# [WORK INSTRUCTIONS]
Below are the records; locate each line with the word "street" and copy it.

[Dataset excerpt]
----------
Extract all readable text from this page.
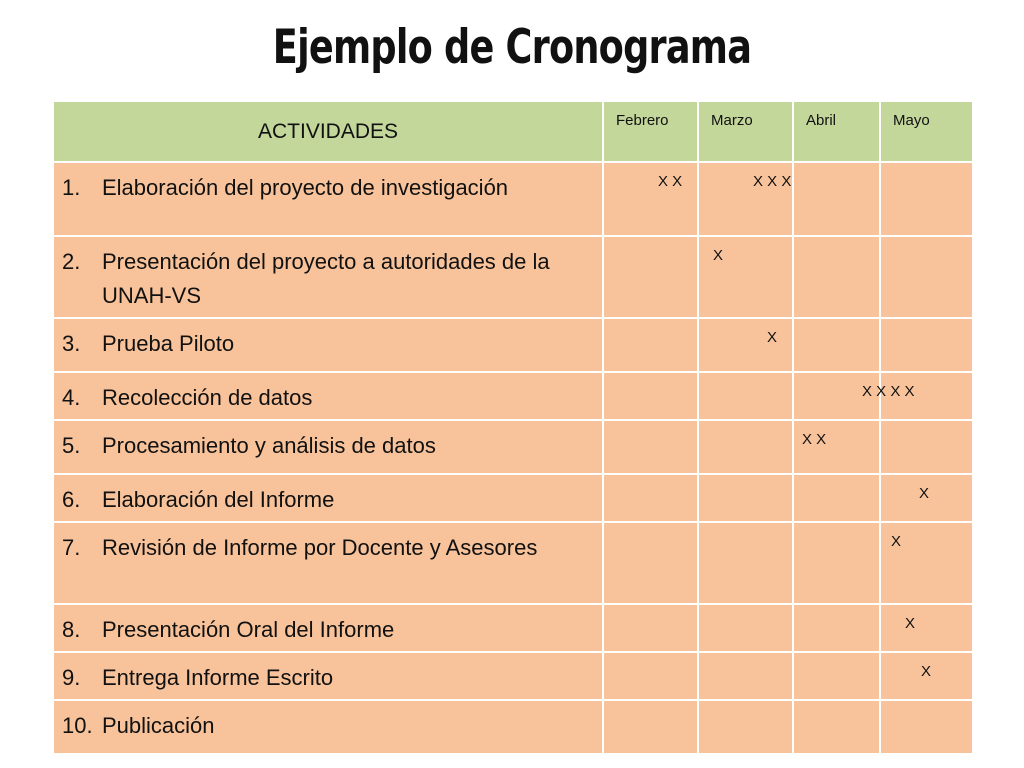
Ejemplo de Cronograma
ACTIVIDADES	Febrero	Marzo	Abril	Mayo

1. Elaboración del proyecto de investigación	X X	X X X		

2. Presentación del proyecto a autoridades de la UNAH-VS		X		

3. Prueba Piloto		X		

4. Recolección de datos			X X X X	

5. Procesamiento y análisis de datos			X X	

6. Elaboración del Informe				X

7. Revisión de Informe por Docente y Asesores				X

8. Presentación Oral del Informe				X

9. Entrega Informe Escrito				X

10. Publicación				
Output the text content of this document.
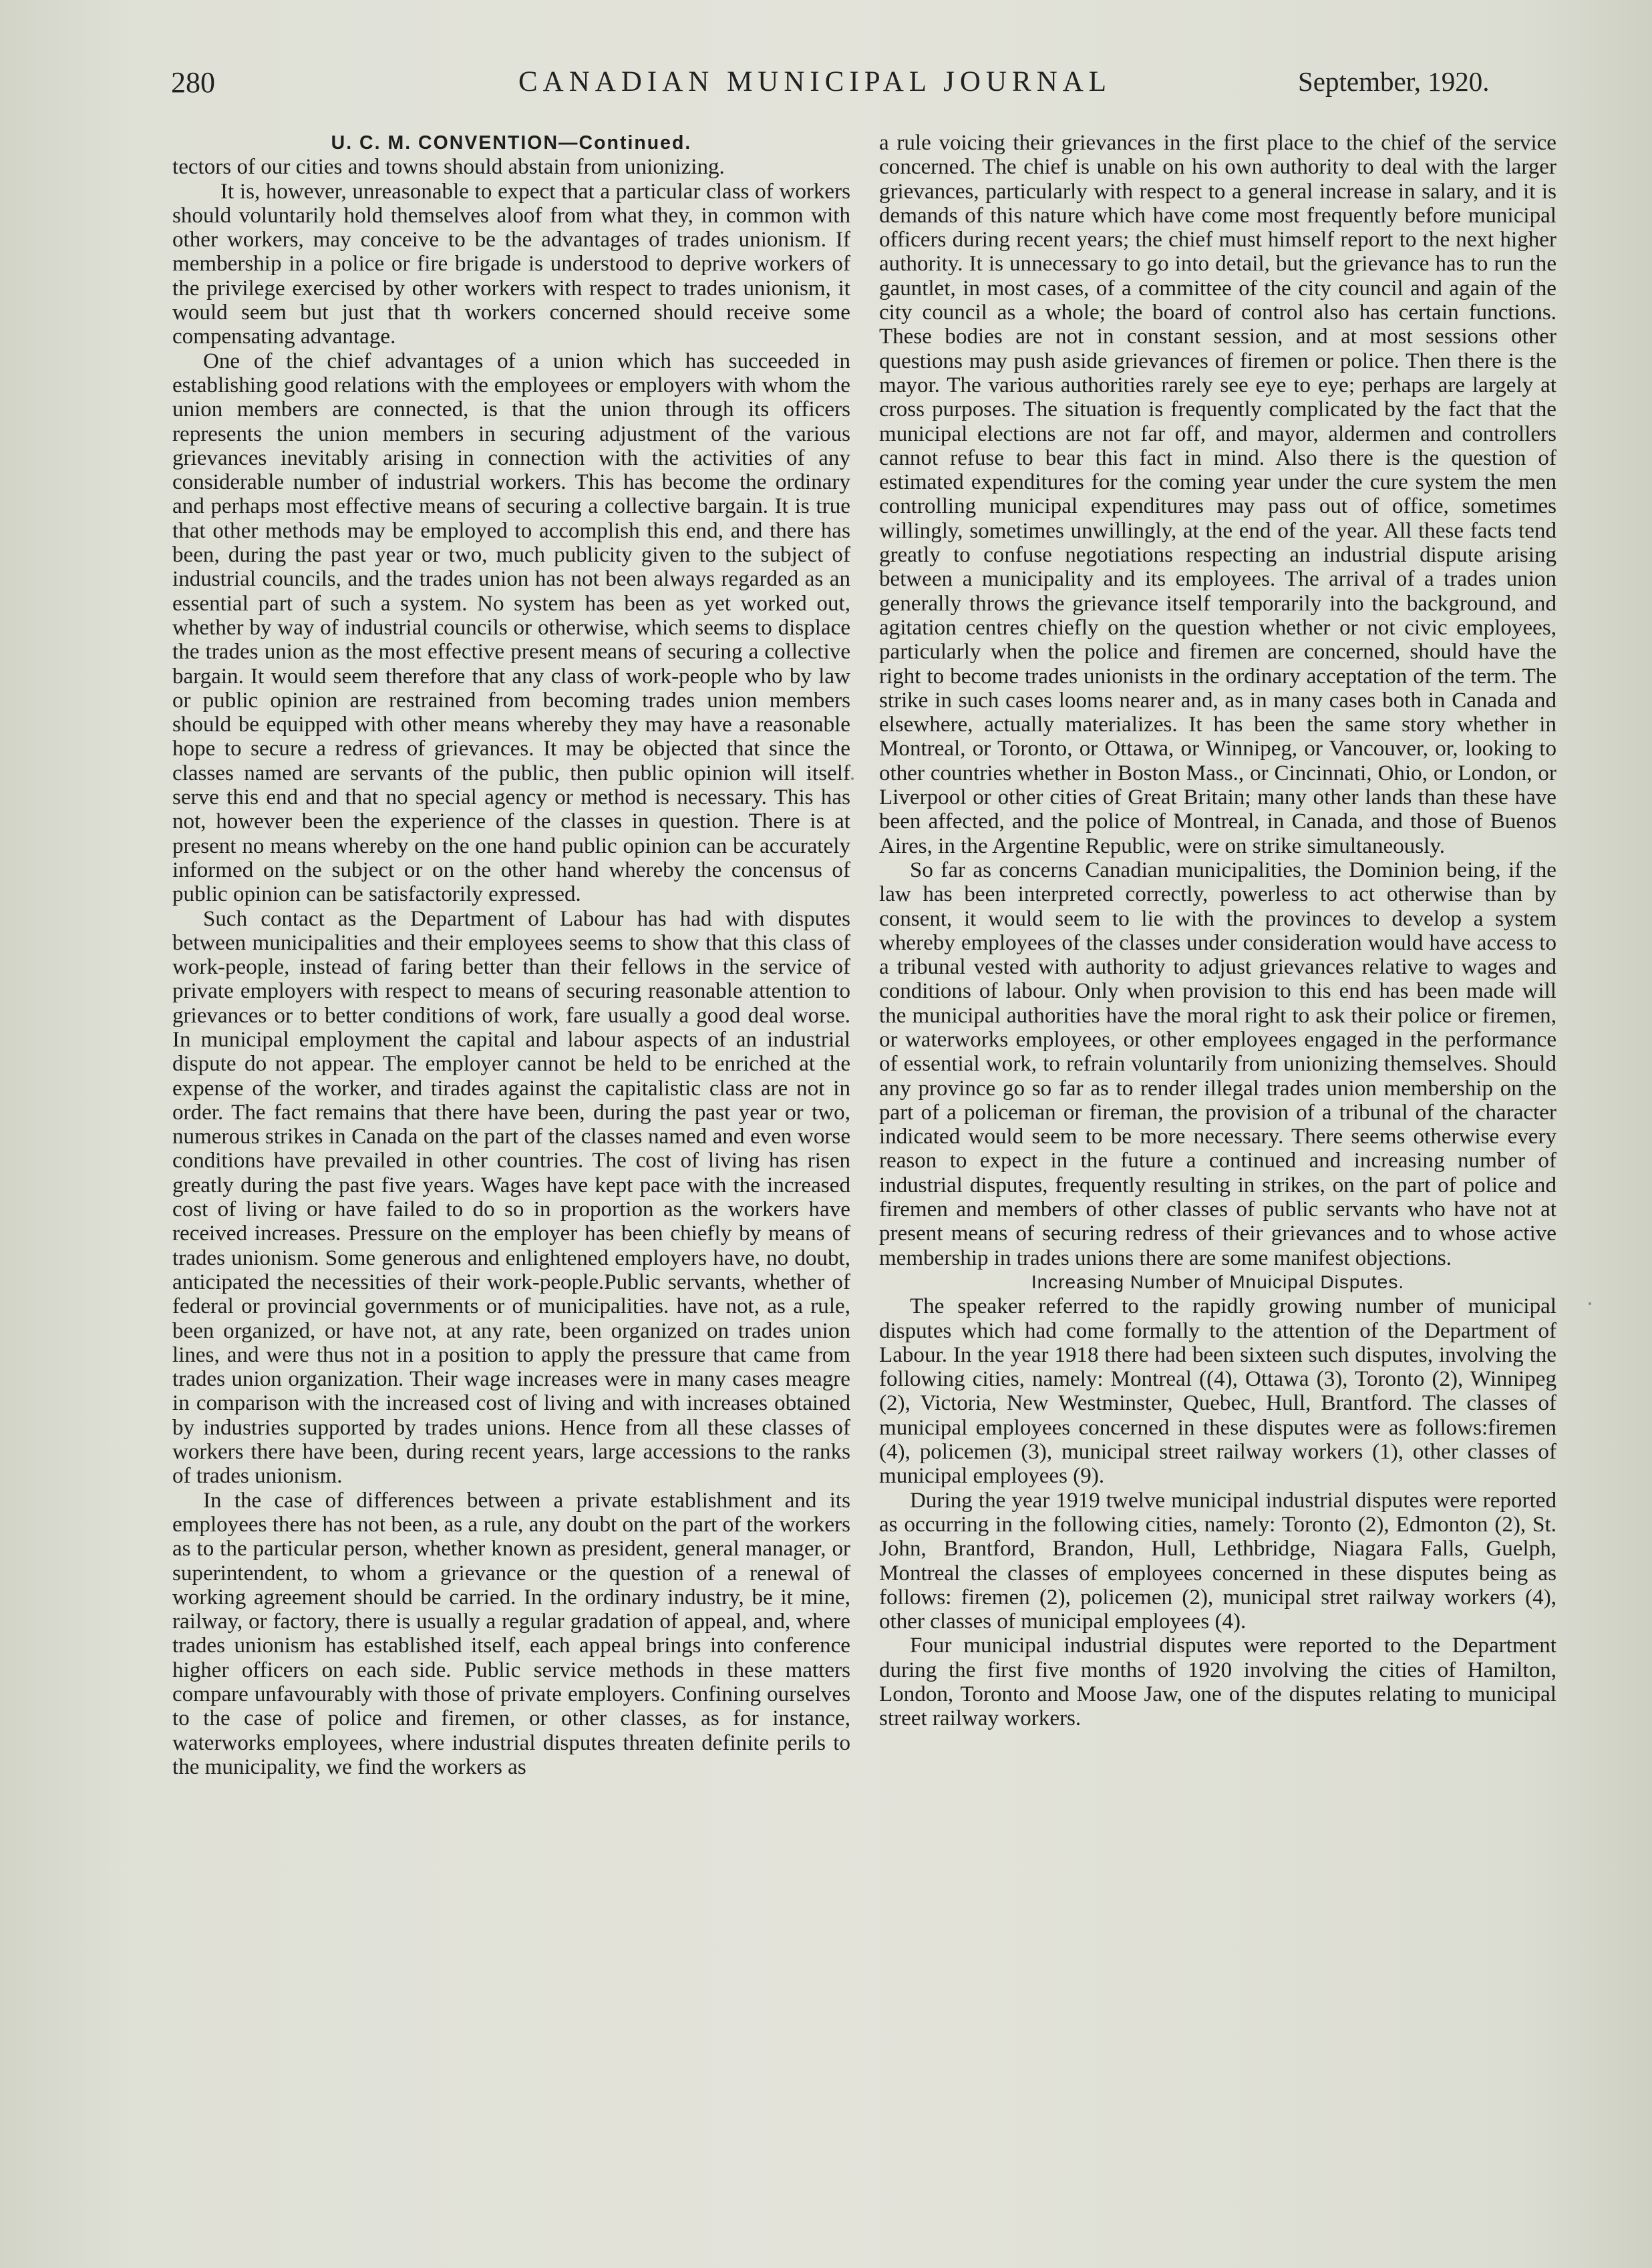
280	CANADIAN MUNICIPAL JOURNAL	September, 1920.
U. C. M. CONVENTION—Continued.

tectors of our cities and towns should abstain from unionizing.

It is, however, unreasonable to expect that a particular class of workers should voluntarily hold themselves aloof from what they, in common with other workers, may conceive to be the advantages of trades unionism. If membership in a police or fire brigade is understood to deprive workers of the privilege exercised by other workers with respect to trades unionism, it would seem but just that th workers concerned should receive some compensating advantage.

One of the chief advantages of a union which has succeeded in establishing good relations with the employees or employers with whom the union members are connected, is that the union through its officers represents the union members in securing adjustment of the various grievances inevitably arising in connection with the activities of any considerable number of industrial workers. This has become the ordinary and perhaps most effective means of securing a collective bargain. It is true that other methods may be employed to accomplish this end, and there has been, during the past year or two, much publicity given to the subject of industrial councils, and the trades union has not been always regarded as an essential part of such a system. No system has been as yet worked out, whether by way of industrial councils or otherwise, which seems to displace the trades union as the most effective present means of securing a collective bargain. It would seem therefore that any class of work-people who by law or public opinion are restrained from becoming trades union members should be equipped with other means whereby they may have a reasonable hope to secure a redress of grievances. It may be objected that since the classes named are servants of the public, then public opinion will itself serve this end and that no special agency or method is necessary. This has not, however been the experience of the classes in question. There is at present no means whereby on the one hand public opinion can be accurately informed on the subject or on the other hand whereby the concensus of public opinion can be satisfactorily expressed.

Such contact as the Department of Labour has had with disputes between municipalities and their employees seems to show that this class of work-people, instead of faring better than their fellows in the service of private employers with respect to means of securing reasonable attention to grievances or to better conditions of work, fare usually a good deal worse. In municipal employment the capital and labour aspects of an industrial dispute do not appear. The employer cannot be held to be enriched at the expense of the worker, and tirades against the capitalistic class are not in order. The fact remains that there have been, during the past year or two, numerous strikes in Canada on the part of the classes named and even worse conditions have prevailed in other countries. The cost of living has risen greatly during the past five years. Wages have kept pace with the increased cost of living or have failed to do so in proportion as the workers have received increases. Pressure on the employer has been chiefly by means of trades unionism. Some generous and enlightened employers have, no doubt, anticipated the necessities of their work-people.Public servants, whether of federal or provincial governments or of municipalities. have not, as a rule, been organized, or have not, at any rate, been organized on trades union lines, and were thus not in a position to apply the pressure that came from trades union organization. Their wage increases were in many cases meagre in comparison with the increased cost of living and with increases obtained by industries supported by trades unions. Hence from all these classes of workers there have been, during recent years, large accessions to the ranks of trades unionism.

In the case of differences between a private establishment and its employees there has not been, as a rule, any doubt on the part of the workers as to the particular person, whether known as president, general manager, or superintendent, to whom a grievance or the question of a renewal of working agreement should be carried. In the ordinary industry, be it mine, railway, or factory, there is usually a regular gradation of appeal, and, where trades unionism has established itself, each appeal brings into conference higher officers on each side. Public service methods in these matters compare unfavourably with those of private employers. Confining ourselves to the case of police and firemen, or other classes, as for instance, waterworks employees, where industrial disputes threaten definite perils to the municipality, we find the workers as

a rule voicing their grievances in the first place to the chief of the service concerned. The chief is unable on his own authority to deal with the larger grievances, particularly with respect to a general increase in salary, and it is demands of this nature which have come most frequently before municipal officers during recent years; the chief must himself report to the next higher authority. It is unnecessary to go into detail, but the grievance has to run the gauntlet, in most cases, of a committee of the city council and again of the city council as a whole; the board of control also has certain functions. These bodies are not in constant session, and at most sessions other questions may push aside grievances of firemen or police. Then there is the mayor. The various authorities rarely see eye to eye; perhaps are largely at cross purposes. The situation is frequently complicated by the fact that the municipal elections are not far off, and mayor, aldermen and controllers cannot refuse to bear this fact in mind. Also there is the question of estimated expenditures for the coming year under the cure system the men controlling municipal expenditures may pass out of office, sometimes willingly, sometimes unwillingly, at the end of the year. All these facts tend greatly to confuse negotiations respecting an industrial dispute arising between a municipality and its employees. The arrival of a trades union generally throws the grievance itself temporarily into the background, and agitation centres chiefly on the question whether or not civic employees, particularly when the police and firemen are concerned, should have the right to become trades unionists in the ordinary acceptation of the term. The strike in such cases looms nearer and, as in many cases both in Canada and elsewhere, actually materializes. It has been the same story whether in Montreal, or Toronto, or Ottawa, or Winnipeg, or Vancouver, or, looking to other countries whether in Boston Mass., or Cincinnati, Ohio, or London, or Liverpool or other cities of Great Britain; many other lands than these have been affected, and the police of Montreal, in Canada, and those of Buenos Aires, in the Argentine Republic, were on strike simultaneously.

So far as concerns Canadian municipalities, the Dominion being, if the law has been interpreted correctly, powerless to act otherwise than by consent, it would seem to lie with the provinces to develop a system whereby employees of the classes under consideration would have access to a tribunal vested with authority to adjust grievances relative to wages and conditions of labour. Only when provision to this end has been made will the municipal authorities have the moral right to ask their police or firemen, or waterworks employees, or other employees engaged in the performance of essential work, to refrain voluntarily from unionizing themselves. Should any province go so far as to render illegal trades union membership on the part of a policeman or fireman, the provision of a tribunal of the character indicated would seem to be more necessary. There seems otherwise every reason to expect in the future a continued and increasing number of industrial disputes, frequently resulting in strikes, on the part of police and firemen and members of other classes of public servants who have not at present means of securing redress of their grievances and to whose active membership in trades unions there are some manifest objections.

Increasing Number of Mnuicipal Disputes.

The speaker referred to the rapidly growing number of municipal disputes which had come formally to the attention of the Department of Labour. In the year 1918 there had been sixteen such disputes, involving the following cities, namely: Montreal ((4), Ottawa (3), Toronto (2), Winnipeg (2), Victoria, New Westminster, Quebec, Hull, Brantford. The classes of municipal employees concerned in these disputes were as follows:firemen (4), policemen (3), municipal street railway workers (1), other classes of municipal employees (9).

During the year 1919 twelve municipal industrial disputes were reported as occurring in the following cities, namely: Toronto (2), Edmonton (2), St. John, Brantford, Brandon, Hull, Lethbridge, Niagara Falls, Guelph, Montreal the classes of employees concerned in these disputes being as follows: firemen (2), policemen (2), municipal stret railway workers (4), other classes of municipal employees (4).

Four municipal industrial disputes were reported to the Department during the first five months of 1920 involving the cities of Hamilton, London, Toronto and Moose Jaw, one of the disputes relating to municipal street railway workers.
----------
# [COMPLETE ANSWER]
The speaker referred to the rapidly growing number of municipal disputes which had come formally to the attention of the Department of Labour. In the year 1918 there had been sixteen such disputes, involving the following cities, namely: Montreal ((4), Ottawa (3), Toronto (2), Winnipeg (2), Victoria, New Westminster, Quebec, Hull, Brantford. The classes of municipal employees concerned in these disputes were as follows:firemen (4), policemen (3), municipal street railway workers (1), other classes of municipal employees (9).
Four municipal industrial disputes were reported to the Department during the first five months of 1920 involving the cities of Hamilton, London, Toronto and Moose Jaw, one of the disputes relating to municipal street railway workers.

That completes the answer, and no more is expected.